TASK STATEMENT: Below are the records; copy each line in which "subtitle" can be found.

Extracts from a graphics dataset:

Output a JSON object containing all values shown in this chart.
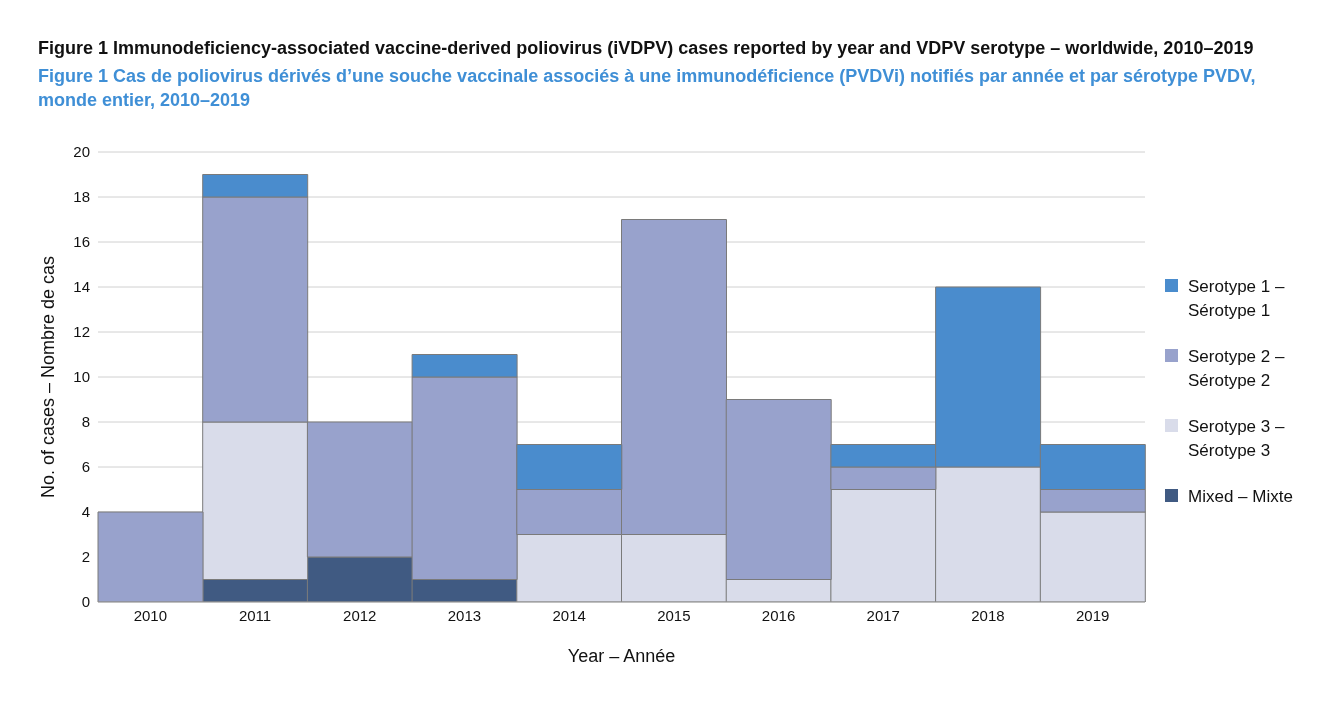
{
  "chart_data": {
    "type": "bar",
    "title": "Figure 1  Immunodeficiency-associated vaccine-derived poliovirus (iVDPV) cases reported by year and VDPV serotype – worldwide, 2010–2019",
    "subtitle": "Figure 1  Cas de poliovirus dérivés d’une souche vaccinale associés à une immunodéficience (PVDVi) notifiés par année et par sérotype PVDV, monde entier, 2010–2019",
    "xlabel": "Year – Année",
    "ylabel": "No. of cases – Nombre de cas",
    "categories": [
      "2010",
      "2011",
      "2012",
      "2013",
      "2014",
      "2015",
      "2016",
      "2017",
      "2018",
      "2019"
    ],
    "stacked": true,
    "series": [
      {
        "name": "Mixed – Mixte",
        "color": "#405a82",
        "values": [
          0,
          1,
          2,
          1,
          0,
          0,
          0,
          0,
          0,
          0
        ]
      },
      {
        "name": "Serotype 3 – Sérotype 3",
        "color": "#d9dcea",
        "values": [
          0,
          7,
          0,
          0,
          3,
          3,
          1,
          5,
          6,
          4
        ]
      },
      {
        "name": "Serotype 2 – Sérotype 2",
        "color": "#98a2cc",
        "values": [
          4,
          10,
          6,
          9,
          2,
          14,
          8,
          1,
          0,
          1
        ]
      },
      {
        "name": "Serotype 1 – Sérotype 1",
        "color": "#4a8ccd",
        "values": [
          0,
          1,
          0,
          1,
          2,
          0,
          0,
          1,
          8,
          2
        ]
      }
    ],
    "ylim": [
      0,
      20
    ],
    "yticks": [
      0,
      2,
      4,
      6,
      8,
      10,
      12,
      14,
      16,
      18,
      20
    ],
    "grid": "y",
    "legend": "right"
  }
}
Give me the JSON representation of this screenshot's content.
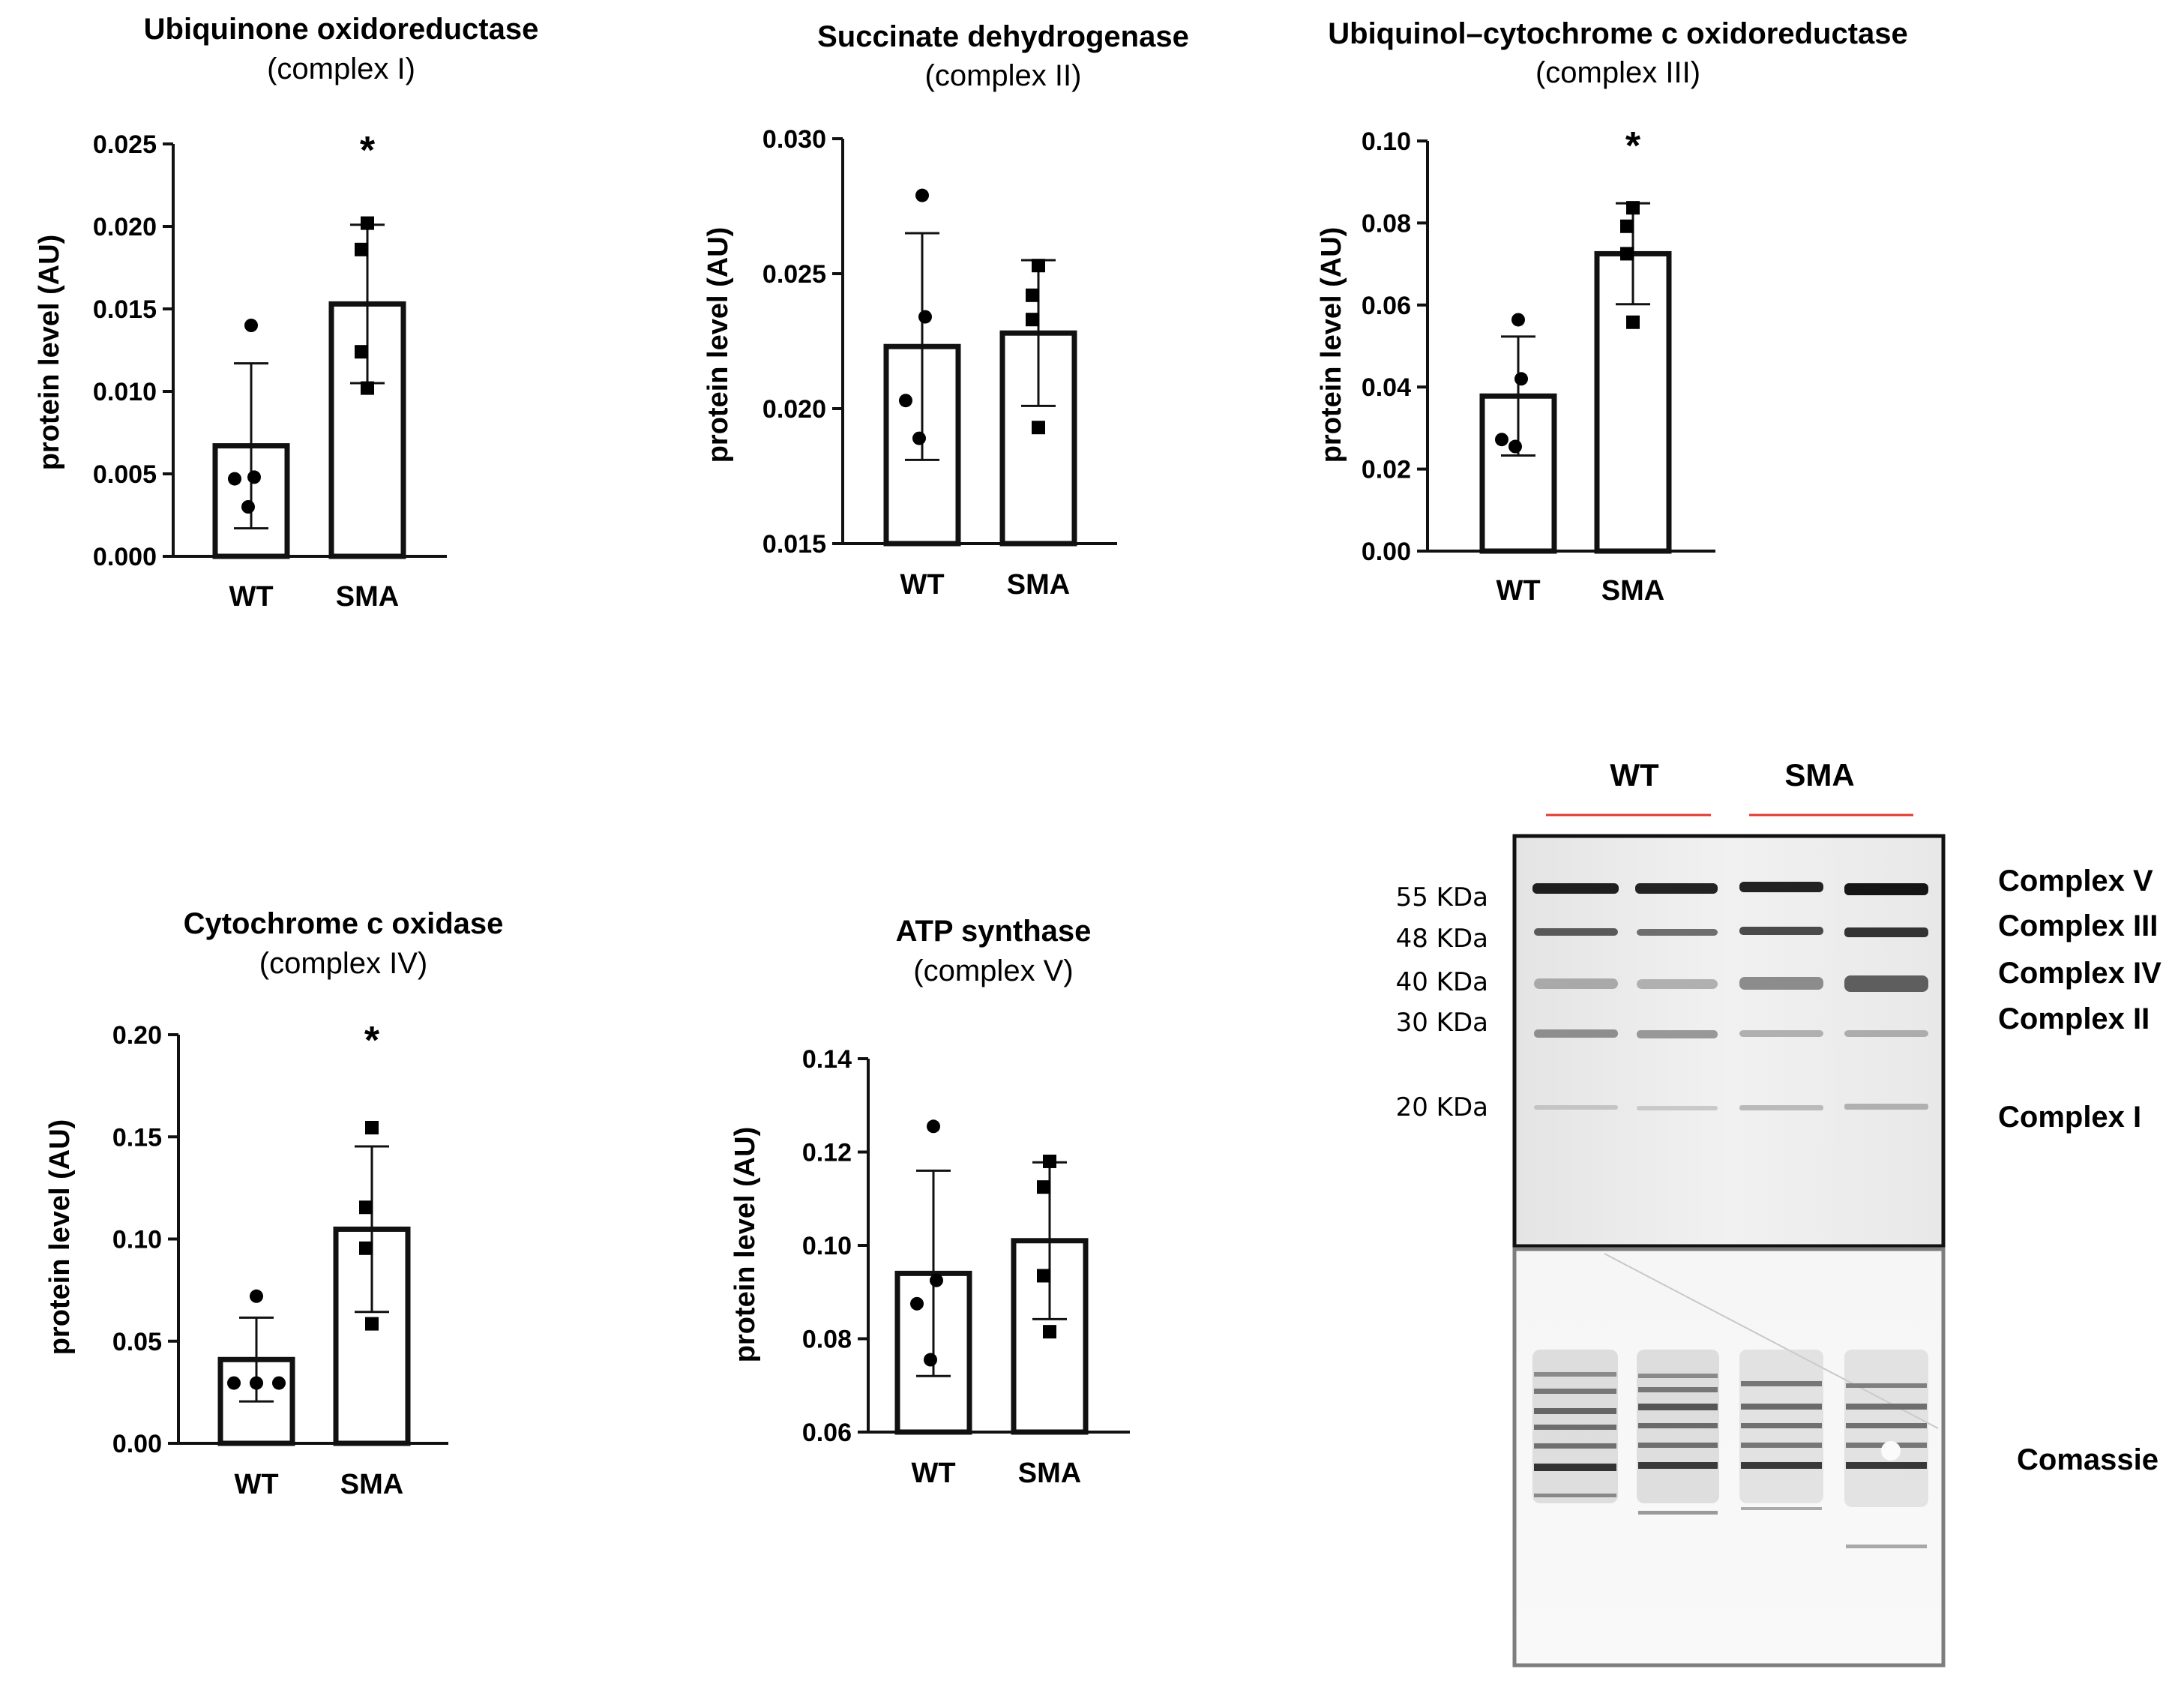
{
  "chart_data": [
    {
      "type": "bar",
      "title": "Ubiquinone oxidoreductase",
      "subtitle": "(complex I)",
      "ylabel": "protein level (AU)",
      "categories": [
        "WT",
        "SMA"
      ],
      "values": [
        0.0067,
        0.0153
      ],
      "sd": [
        0.005,
        0.0048
      ],
      "points": [
        [
          0.014,
          0.0048,
          0.0047,
          0.003
        ],
        [
          0.0202,
          0.0186,
          0.0124,
          0.0102
        ]
      ],
      "ylim": [
        0,
        0.025
      ],
      "yticks": [
        "0.000",
        "0.005",
        "0.010",
        "0.015",
        "0.020",
        "0.025"
      ],
      "significance": [
        "",
        "*"
      ]
    },
    {
      "type": "bar",
      "title": "Succinate dehydrogenase",
      "subtitle": "(complex II)",
      "ylabel": "protein level (AU)",
      "categories": [
        "WT",
        "SMA"
      ],
      "values": [
        0.0223,
        0.0228
      ],
      "sd": [
        0.0042,
        0.0027
      ],
      "points": [
        [
          0.0279,
          0.0234,
          0.0203,
          0.0189
        ],
        [
          0.0253,
          0.0242,
          0.0233,
          0.0193
        ]
      ],
      "ylim": [
        0.015,
        0.03
      ],
      "yticks": [
        "0.015",
        "0.020",
        "0.025",
        "0.030"
      ],
      "significance": [
        "",
        ""
      ]
    },
    {
      "type": "bar",
      "title": "Ubiquinol–cytochrome c oxidoreductase",
      "subtitle": "(complex III)",
      "ylabel": "protein level (AU)",
      "categories": [
        "WT",
        "SMA"
      ],
      "values": [
        0.0378,
        0.0725
      ],
      "sd": [
        0.0145,
        0.0123
      ],
      "points": [
        [
          0.0564,
          0.042,
          0.0272,
          0.0255
        ],
        [
          0.0837,
          0.0792,
          0.0725,
          0.0558
        ]
      ],
      "ylim": [
        0,
        0.1
      ],
      "yticks": [
        "0.00",
        "0.02",
        "0.04",
        "0.06",
        "0.08",
        "0.10"
      ],
      "significance": [
        "",
        "*"
      ]
    },
    {
      "type": "bar",
      "title": "Cytochrome c oxidase",
      "subtitle": "(complex IV)",
      "ylabel": "protein level (AU)",
      "categories": [
        "WT",
        "SMA"
      ],
      "values": [
        0.041,
        0.1048
      ],
      "sd": [
        0.0205,
        0.0405
      ],
      "points": [
        [
          0.072,
          0.0295,
          0.0295,
          0.0295
        ],
        [
          0.1545,
          0.1155,
          0.0955,
          0.0585
        ]
      ],
      "ylim": [
        0,
        0.2
      ],
      "yticks": [
        "0.00",
        "0.05",
        "0.10",
        "0.15",
        "0.20"
      ],
      "significance": [
        "",
        "*"
      ]
    },
    {
      "type": "bar",
      "title": "ATP synthase",
      "subtitle": "(complex V)",
      "ylabel": "protein level (AU)",
      "categories": [
        "WT",
        "SMA"
      ],
      "values": [
        0.094,
        0.101
      ],
      "sd": [
        0.022,
        0.0168
      ],
      "points": [
        [
          0.1255,
          0.0925,
          0.0875,
          0.0755
        ],
        [
          0.118,
          0.1125,
          0.0935,
          0.0815
        ]
      ],
      "ylim": [
        0.06,
        0.14
      ],
      "yticks": [
        "0.06",
        "0.08",
        "0.10",
        "0.12",
        "0.14"
      ],
      "significance": [
        "",
        ""
      ]
    }
  ],
  "blot": {
    "groups": [
      "WT",
      "SMA"
    ],
    "group_line_color": "#e03a2f",
    "markers": [
      "55 KDa",
      "48 KDa",
      "40 KDa",
      "30 KDa",
      "20 KDa"
    ],
    "complexes": [
      "Complex V",
      "Complex III",
      "Complex IV",
      "Complex II",
      "Complex I"
    ],
    "loading_label": "Comassie"
  }
}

TASK ANSWER:
    "subtitle": "Figure 1  Cas de poliovirus dérivés d’une souche vaccinale associés à une immunodéficience (PVDVi) notifiés par année et par sérotype PVDV, monde entier, 2010–2019",
      "subtitle": "(complex I)",
      "subtitle": "(complex II)",
      "subtitle": "(complex III)",
      "subtitle": "(complex IV)",
      "subtitle": "(complex V)",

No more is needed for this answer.